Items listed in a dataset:

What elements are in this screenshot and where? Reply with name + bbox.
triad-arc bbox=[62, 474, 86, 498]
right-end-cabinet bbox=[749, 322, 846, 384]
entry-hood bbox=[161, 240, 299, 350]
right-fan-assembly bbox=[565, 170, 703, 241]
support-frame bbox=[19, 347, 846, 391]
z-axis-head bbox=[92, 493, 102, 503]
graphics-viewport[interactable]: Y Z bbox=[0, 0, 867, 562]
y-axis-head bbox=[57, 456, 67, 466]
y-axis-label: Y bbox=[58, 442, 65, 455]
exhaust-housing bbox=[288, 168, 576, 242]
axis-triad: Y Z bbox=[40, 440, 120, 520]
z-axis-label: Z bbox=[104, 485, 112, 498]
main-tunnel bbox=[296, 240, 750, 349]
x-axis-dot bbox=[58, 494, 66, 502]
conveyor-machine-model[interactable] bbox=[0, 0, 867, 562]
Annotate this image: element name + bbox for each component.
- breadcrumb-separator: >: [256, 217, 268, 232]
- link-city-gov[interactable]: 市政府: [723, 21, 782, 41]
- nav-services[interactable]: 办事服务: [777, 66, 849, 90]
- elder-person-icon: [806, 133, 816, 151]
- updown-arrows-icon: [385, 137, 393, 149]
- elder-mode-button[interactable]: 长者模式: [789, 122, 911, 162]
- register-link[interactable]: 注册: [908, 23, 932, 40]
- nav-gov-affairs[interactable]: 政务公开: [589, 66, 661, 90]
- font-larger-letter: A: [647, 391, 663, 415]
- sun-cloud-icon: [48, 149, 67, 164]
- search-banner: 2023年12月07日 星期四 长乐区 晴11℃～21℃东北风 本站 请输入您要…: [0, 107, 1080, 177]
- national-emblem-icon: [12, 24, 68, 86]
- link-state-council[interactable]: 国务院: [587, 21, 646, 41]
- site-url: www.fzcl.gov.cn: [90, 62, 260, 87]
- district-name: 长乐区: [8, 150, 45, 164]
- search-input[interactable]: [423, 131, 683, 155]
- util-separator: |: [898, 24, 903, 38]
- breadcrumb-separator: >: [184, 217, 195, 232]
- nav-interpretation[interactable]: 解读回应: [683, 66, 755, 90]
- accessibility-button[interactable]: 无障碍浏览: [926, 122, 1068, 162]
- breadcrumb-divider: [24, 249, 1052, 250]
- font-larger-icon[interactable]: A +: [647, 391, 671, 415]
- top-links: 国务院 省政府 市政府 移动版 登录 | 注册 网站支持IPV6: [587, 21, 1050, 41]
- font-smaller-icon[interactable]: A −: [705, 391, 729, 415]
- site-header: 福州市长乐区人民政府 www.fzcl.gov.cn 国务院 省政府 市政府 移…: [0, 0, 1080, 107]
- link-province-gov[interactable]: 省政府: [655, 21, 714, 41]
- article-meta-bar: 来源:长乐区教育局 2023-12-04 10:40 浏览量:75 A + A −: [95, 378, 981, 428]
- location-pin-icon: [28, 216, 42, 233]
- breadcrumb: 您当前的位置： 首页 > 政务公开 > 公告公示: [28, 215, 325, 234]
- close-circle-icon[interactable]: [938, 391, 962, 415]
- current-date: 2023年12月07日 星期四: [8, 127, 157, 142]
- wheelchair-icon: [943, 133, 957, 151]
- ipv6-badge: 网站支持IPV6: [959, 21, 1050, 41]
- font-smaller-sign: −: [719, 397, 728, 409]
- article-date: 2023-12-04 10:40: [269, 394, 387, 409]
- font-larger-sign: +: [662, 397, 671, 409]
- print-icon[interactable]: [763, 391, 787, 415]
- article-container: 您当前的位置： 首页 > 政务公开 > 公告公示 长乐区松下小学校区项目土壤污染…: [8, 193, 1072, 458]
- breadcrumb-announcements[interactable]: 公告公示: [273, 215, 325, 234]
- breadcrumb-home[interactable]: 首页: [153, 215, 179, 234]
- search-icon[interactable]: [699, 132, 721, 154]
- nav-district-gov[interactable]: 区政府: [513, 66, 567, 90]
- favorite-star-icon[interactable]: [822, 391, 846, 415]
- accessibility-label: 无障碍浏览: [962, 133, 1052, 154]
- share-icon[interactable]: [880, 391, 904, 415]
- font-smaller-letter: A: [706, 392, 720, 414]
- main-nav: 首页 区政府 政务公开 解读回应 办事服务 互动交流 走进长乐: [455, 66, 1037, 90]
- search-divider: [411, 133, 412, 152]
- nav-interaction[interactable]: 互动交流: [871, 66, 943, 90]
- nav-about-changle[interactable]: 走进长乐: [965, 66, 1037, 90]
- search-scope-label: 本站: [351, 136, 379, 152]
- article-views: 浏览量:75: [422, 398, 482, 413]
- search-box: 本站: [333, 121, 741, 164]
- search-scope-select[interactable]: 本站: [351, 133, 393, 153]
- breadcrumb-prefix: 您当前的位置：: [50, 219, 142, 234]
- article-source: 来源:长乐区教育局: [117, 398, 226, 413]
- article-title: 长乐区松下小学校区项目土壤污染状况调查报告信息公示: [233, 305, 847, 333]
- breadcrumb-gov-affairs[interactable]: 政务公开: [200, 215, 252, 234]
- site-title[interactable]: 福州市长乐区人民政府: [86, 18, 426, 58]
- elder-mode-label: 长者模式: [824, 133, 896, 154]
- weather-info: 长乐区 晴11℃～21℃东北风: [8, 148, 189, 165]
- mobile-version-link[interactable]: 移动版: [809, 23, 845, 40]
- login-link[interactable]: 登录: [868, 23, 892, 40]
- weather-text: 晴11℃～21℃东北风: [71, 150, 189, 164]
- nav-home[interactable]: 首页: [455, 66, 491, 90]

What is being asked:
Extract every line from the records and reproduce each one unchanged.

Result:
What elements are in this screenshot and where? Reply with name + bbox.
triad-arc bbox=[62, 474, 86, 498]
right-end-cabinet bbox=[749, 322, 846, 384]
entry-hood bbox=[161, 240, 299, 350]
right-fan-assembly bbox=[565, 170, 703, 241]
support-frame bbox=[19, 347, 846, 391]
z-axis-head bbox=[92, 493, 102, 503]
graphics-viewport[interactable]: Y Z bbox=[0, 0, 867, 562]
y-axis-head bbox=[57, 456, 67, 466]
y-axis-label: Y bbox=[58, 442, 65, 455]
exhaust-housing bbox=[288, 168, 576, 242]
axis-triad: Y Z bbox=[40, 440, 120, 520]
z-axis-label: Z bbox=[104, 485, 112, 498]
main-tunnel bbox=[296, 240, 750, 349]
x-axis-dot bbox=[58, 494, 66, 502]
conveyor-machine-model[interactable] bbox=[0, 0, 867, 562]
Annotate this image: element name + bbox for each component.
- breadcrumb-separator: >: [256, 217, 268, 232]
- link-city-gov[interactable]: 市政府: [723, 21, 782, 41]
- nav-services[interactable]: 办事服务: [777, 66, 849, 90]
- elder-person-icon: [806, 133, 816, 151]
- updown-arrows-icon: [385, 137, 393, 149]
- elder-mode-button[interactable]: 长者模式: [789, 122, 911, 162]
- register-link[interactable]: 注册: [908, 23, 932, 40]
- nav-gov-affairs[interactable]: 政务公开: [589, 66, 661, 90]
- font-larger-letter: A: [647, 391, 663, 415]
- sun-cloud-icon: [48, 149, 67, 164]
- search-banner: 2023年12月07日 星期四 长乐区 晴11℃～21℃东北风 本站 请输入您要…: [0, 107, 1080, 177]
- national-emblem-icon: [12, 24, 68, 86]
- link-state-council[interactable]: 国务院: [587, 21, 646, 41]
- site-url: www.fzcl.gov.cn: [90, 62, 260, 87]
- district-name: 长乐区: [8, 150, 45, 164]
- search-input[interactable]: [423, 131, 683, 155]
- util-separator: |: [898, 24, 903, 38]
- breadcrumb-separator: >: [184, 217, 195, 232]
- nav-interpretation[interactable]: 解读回应: [683, 66, 755, 90]
- accessibility-button[interactable]: 无障碍浏览: [926, 122, 1068, 162]
- breadcrumb-divider: [24, 249, 1052, 250]
- font-larger-icon[interactable]: A +: [647, 391, 671, 415]
- top-links: 国务院 省政府 市政府 移动版 登录 | 注册 网站支持IPV6: [587, 21, 1050, 41]
- font-smaller-icon[interactable]: A −: [705, 391, 729, 415]
- site-header: 福州市长乐区人民政府 www.fzcl.gov.cn 国务院 省政府 市政府 移…: [0, 0, 1080, 107]
- link-province-gov[interactable]: 省政府: [655, 21, 714, 41]
- article-meta-bar: 来源:长乐区教育局 2023-12-04 10:40 浏览量:75 A + A −: [95, 378, 981, 428]
- location-pin-icon: [28, 216, 42, 233]
- breadcrumb: 您当前的位置： 首页 > 政务公开 > 公告公示: [28, 215, 325, 234]
- close-circle-icon[interactable]: [938, 391, 962, 415]
- current-date: 2023年12月07日 星期四: [8, 127, 157, 142]
- wheelchair-icon: [943, 133, 957, 151]
- ipv6-badge: 网站支持IPV6: [959, 21, 1050, 41]
- font-smaller-sign: −: [719, 397, 728, 409]
- article-date: 2023-12-04 10:40: [269, 394, 387, 409]
- font-larger-sign: +: [662, 397, 671, 409]
- print-icon[interactable]: [763, 391, 787, 415]
- article-container: 您当前的位置： 首页 > 政务公开 > 公告公示 长乐区松下小学校区项目土壤污染…: [8, 193, 1072, 458]
- breadcrumb-announcements[interactable]: 公告公示: [273, 215, 325, 234]
- breadcrumb-home[interactable]: 首页: [153, 215, 179, 234]
- search-icon[interactable]: [699, 132, 721, 154]
- nav-district-gov[interactable]: 区政府: [513, 66, 567, 90]
- favorite-star-icon[interactable]: [822, 391, 846, 415]
- accessibility-label: 无障碍浏览: [962, 133, 1052, 154]
- share-icon[interactable]: [880, 391, 904, 415]
- font-smaller-letter: A: [706, 392, 720, 414]
- main-nav: 首页 区政府 政务公开 解读回应 办事服务 互动交流 走进长乐: [455, 66, 1037, 90]
- search-divider: [411, 133, 412, 152]
- nav-interaction[interactable]: 互动交流: [871, 66, 943, 90]
- nav-about-changle[interactable]: 走进长乐: [965, 66, 1037, 90]
- search-scope-label: 本站: [351, 136, 379, 152]
- article-views: 浏览量:75: [422, 398, 482, 413]
- search-box: 本站: [333, 121, 741, 164]
- search-scope-select[interactable]: 本站: [351, 133, 393, 153]
- breadcrumb-prefix: 您当前的位置：: [50, 219, 142, 234]
- article-source: 来源:长乐区教育局: [117, 398, 226, 413]
- article-title: 长乐区松下小学校区项目土壤污染状况调查报告信息公示: [233, 305, 847, 333]
- breadcrumb-gov-affairs[interactable]: 政务公开: [200, 215, 252, 234]
- site-title[interactable]: 福州市长乐区人民政府: [86, 18, 426, 58]
- elder-mode-label: 长者模式: [824, 133, 896, 154]
- weather-info: 长乐区 晴11℃～21℃东北风: [8, 148, 189, 165]
- mobile-version-link[interactable]: 移动版: [809, 23, 845, 40]
- login-link[interactable]: 登录: [868, 23, 892, 40]
- weather-text: 晴11℃～21℃东北风: [71, 150, 189, 164]
- nav-home[interactable]: 首页: [455, 66, 491, 90]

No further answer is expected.